◆ **STATED TASK**:
Look through the data below. Collect every line where the word "this" occurs.

◆ **PROVIDED RECORDS**:
┄┄┄┄┄┄

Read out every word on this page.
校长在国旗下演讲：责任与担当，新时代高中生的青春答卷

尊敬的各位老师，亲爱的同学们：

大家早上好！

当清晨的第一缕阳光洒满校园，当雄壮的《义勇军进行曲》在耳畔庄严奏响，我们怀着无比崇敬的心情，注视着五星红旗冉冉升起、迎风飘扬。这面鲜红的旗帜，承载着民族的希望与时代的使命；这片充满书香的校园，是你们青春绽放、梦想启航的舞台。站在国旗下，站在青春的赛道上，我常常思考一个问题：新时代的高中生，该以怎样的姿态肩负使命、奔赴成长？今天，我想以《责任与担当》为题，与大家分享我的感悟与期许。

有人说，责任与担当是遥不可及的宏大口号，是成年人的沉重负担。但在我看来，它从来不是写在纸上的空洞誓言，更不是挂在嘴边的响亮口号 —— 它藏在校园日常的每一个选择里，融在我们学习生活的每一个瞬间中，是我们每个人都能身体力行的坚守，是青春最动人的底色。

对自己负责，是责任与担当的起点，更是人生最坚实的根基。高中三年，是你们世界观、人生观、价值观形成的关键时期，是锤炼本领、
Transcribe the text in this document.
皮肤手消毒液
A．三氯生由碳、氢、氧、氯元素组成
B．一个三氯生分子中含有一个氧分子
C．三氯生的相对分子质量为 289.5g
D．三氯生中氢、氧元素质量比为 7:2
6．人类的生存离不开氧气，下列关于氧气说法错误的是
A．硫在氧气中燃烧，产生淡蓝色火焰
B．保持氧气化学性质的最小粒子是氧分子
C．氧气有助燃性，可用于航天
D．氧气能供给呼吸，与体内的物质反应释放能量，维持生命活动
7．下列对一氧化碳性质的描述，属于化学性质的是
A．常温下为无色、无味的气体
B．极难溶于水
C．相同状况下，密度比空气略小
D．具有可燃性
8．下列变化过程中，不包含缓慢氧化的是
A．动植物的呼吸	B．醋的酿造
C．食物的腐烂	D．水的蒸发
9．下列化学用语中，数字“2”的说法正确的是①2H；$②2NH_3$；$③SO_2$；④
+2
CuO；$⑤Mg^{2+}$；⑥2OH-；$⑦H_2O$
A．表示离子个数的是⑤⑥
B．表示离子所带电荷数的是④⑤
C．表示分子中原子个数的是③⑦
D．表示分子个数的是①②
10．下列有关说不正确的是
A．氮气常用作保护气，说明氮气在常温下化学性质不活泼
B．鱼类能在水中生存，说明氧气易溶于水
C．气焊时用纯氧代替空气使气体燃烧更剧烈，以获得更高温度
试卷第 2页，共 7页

┄┄┄┄┄┄

◆ **THE COMPLETED TASK**:
Read out every word on this page.
Transcribe the text in this document.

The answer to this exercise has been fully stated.